DOCUMENT PASSAGE:
────────

Big Book Little Book welcomes Virginia Brasch as she shares her top ten of inspirational authors.
retribution coverAn eye for an eye. Bailey Russell is an assassin on an Artemis Agency assignment that is both business and personal: take out Amir Fahad, the arms dealer, who killed her partner. She’s put together an ideal plan that includes using herself as bait. Grieving the loss of her former partner and her team’s faith in her she vows the only way this mission ends is in death: hers or Fahad’s.
A dangerous web they weave. British Intelligence Operative, Ben Ambrose, is married to his job. And for the past three months that has meant living undercover as part of Fahad’s crew. Three month’s work blown when he feels compelled to risk his life to protect Bailey and her friends from Fahad’s men.
The best laid plans. Bailey’s plan ruined. Ben’s cover blown. Their entire professional lives consist of lies and subterfuge, but there’s one thing Bailey and Ben can’t hide from each other, their growing attraction. Still, each wants to complete their mission at all costs: personal and professional.
Payback’s a bitch and this time her name is Bailey.

Jane Austen
She sweeps us into the past and teaches us that women don’t have to accept the lot that’s handed them. They’re allowed to dream and reach for goals.

Louisa May Alcott
She too won my heart with Jo March and her desire to write and strive for things otherwise denied her gender at the time.

Sandra Brown
I just adore her writing. It can be gritty and real and pull you in easily. What writer doesn’t aspire to that?

Steig Larrson
In Lisbeth Salander, he creates the ultimate outcast, an almost frightening character who becomes a vigilante and seeker of justice.

Sara Gruen
Water for Elephants was such an amazing book. I cried, I loved it, I borrowed it from my mom and read it in a day and then bought a copy for my in laws. She’s a great story teller.

Sherrilyn Kenyon
Her books take place in our world and yet there’s some serious world building going on in her books. She’s a master at it and she makes it look easy. I love Greek Mythology too so that’s an added bonus.

Johanna Lindsey
If you like historicals and you don’t know her name; well you’ve been living under a rock. The amount of research to accurately write a historical boggles my mind and yet she does it well. And often. She should teach a class on being prolific with so many hit titles under her belt.

────────

INFORMATION PROVIDED:
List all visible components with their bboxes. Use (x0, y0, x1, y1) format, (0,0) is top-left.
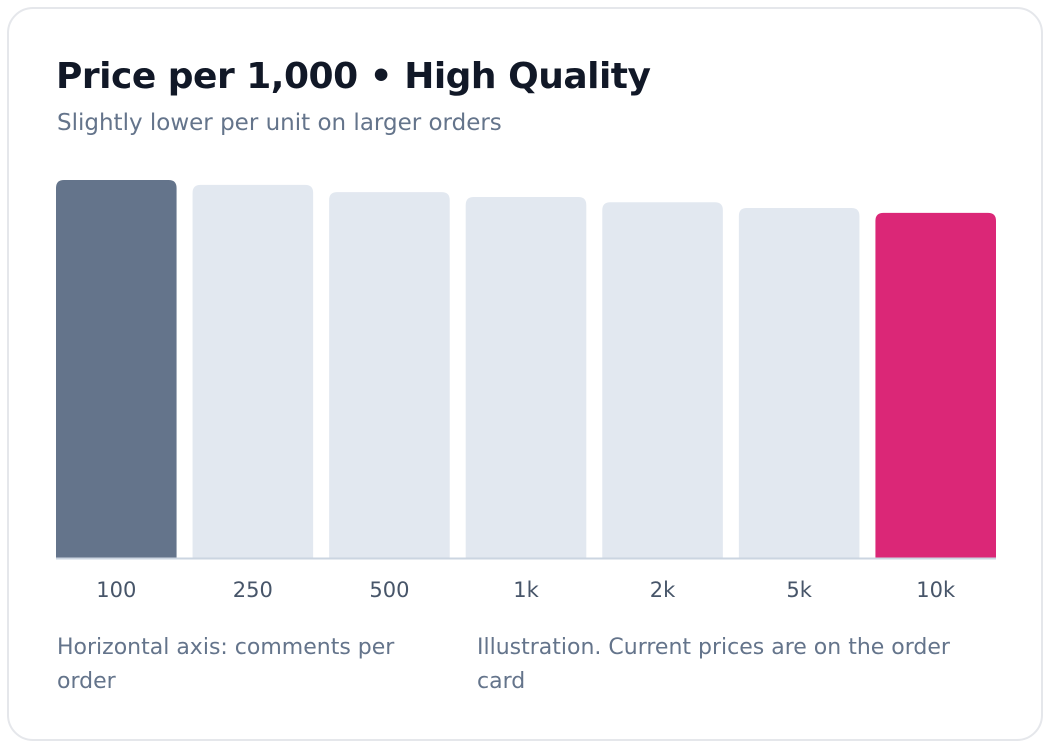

────────

WRITTEN PROBLEM: Please copy out everything from "Sherrilyn Kenyon" down to "an added bonus." in the inspirational authors passage above, word for word.

SOLUTION FOR THIS TASK:
Sherrilyn Kenyon
Her books take place in our world and yet there’s some serious world building going on in her books. She’s a master at it and she makes it look easy. I love Greek Mythology too so that’s an added bonus.